* start DATA ENTRIES *

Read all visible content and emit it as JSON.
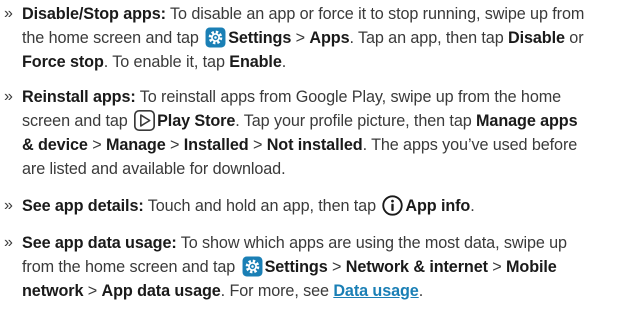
{
  "items": [
    {
      "bullet": "»",
      "title": "Disable/Stop apps:",
      "t1": " To disable an app or force it to stop running, swipe up from the home screen and tap ",
      "settings": "Settings",
      "t2": " > ",
      "apps": "Apps",
      "t3": ". Tap an app, then tap ",
      "disable": "Disable",
      "t4": " or ",
      "force_stop": "Force stop",
      "t5": ". To enable it, tap ",
      "enable": "Enable",
      "t6": "."
    },
    {
      "bullet": "»",
      "title": "Reinstall apps:",
      "t1": " To reinstall apps from Google Play, swipe up from the home screen and tap ",
      "play_store": "Play Store",
      "t2": ". Tap your profile picture, then tap ",
      "manage": "Manage apps & device",
      "t3": " > ",
      "manage2": "Manage",
      "t4": " > ",
      "installed": "Installed",
      "t5": " > ",
      "not_installed": "Not installed",
      "t6": ". The apps you’ve used before are listed and available for download."
    },
    {
      "bullet": "»",
      "title": "See app details:",
      "t1": " Touch and hold an app, then tap ",
      "app_info": "App info",
      "t2": "."
    },
    {
      "bullet": "»",
      "title": "See app data usage:",
      "t1": " To show which apps are using the most data, swipe up from the home screen and tap ",
      "settings": "Settings",
      "t2": " > ",
      "network": "Network & internet",
      "t3": " > ",
      "mobile": "Mobile network",
      "t4": " > ",
      "data_usage": "App data usage",
      "t5": ". For more, see ",
      "link": "Data usage",
      "t6": "."
    }
  ],
  "icons": {
    "settings_color": "#1a7fb5",
    "play_color": "#3a3a3a",
    "info_color": "#1a1a1a"
  }
}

* end DATA ENTRIES *

● PROMPT:
Excluding the pictures, restate the records above word for word.

● RESULT BELOW:
Read all visible content and emit it as JSON.
{
  "items": [
    {
      "bullet": "»",
      "title": "Disable/Stop apps:",
      "t1": " To disable an app or force it to stop running, swipe up from the home screen and tap ",
      "settings": "Settings",
      "t2": " > ",
      "apps": "Apps",
      "t3": ". Tap an app, then tap ",
      "disable": "Disable",
      "t4": " or ",
      "force_stop": "Force stop",
      "t5": ". To enable it, tap ",
      "enable": "Enable",
      "t6": "."
    },
    {
      "bullet": "»",
      "title": "Reinstall apps:",
      "t1": " To reinstall apps from Google Play, swipe up from the home screen and tap ",
      "play_store": "Play Store",
      "t2": ". Tap your profile picture, then tap ",
      "manage": "Manage apps & device",
      "t3": " > ",
      "manage2": "Manage",
      "t4": " > ",
      "installed": "Installed",
      "t5": " > ",
      "not_installed": "Not installed",
      "t6": ". The apps you’ve used before are listed and available for download."
    },
    {
      "bullet": "»",
      "title": "See app details:",
      "t1": " Touch and hold an app, then tap ",
      "app_info": "App info",
      "t2": "."
    },
    {
      "bullet": "»",
      "title": "See app data usage:",
      "t1": " To show which apps are using the most data, swipe up from the home screen and tap ",
      "settings": "Settings",
      "t2": " > ",
      "network": "Network & internet",
      "t3": " > ",
      "mobile": "Mobile network",
      "t4": " > ",
      "data_usage": "App data usage",
      "t5": ". For more, see ",
      "link": "Data usage",
      "t6": "."
    }
  ],
  "icons": {
    "settings_color": "#1a7fb5",
    "play_color": "#3a3a3a",
    "info_color": "#1a1a1a"
  }
}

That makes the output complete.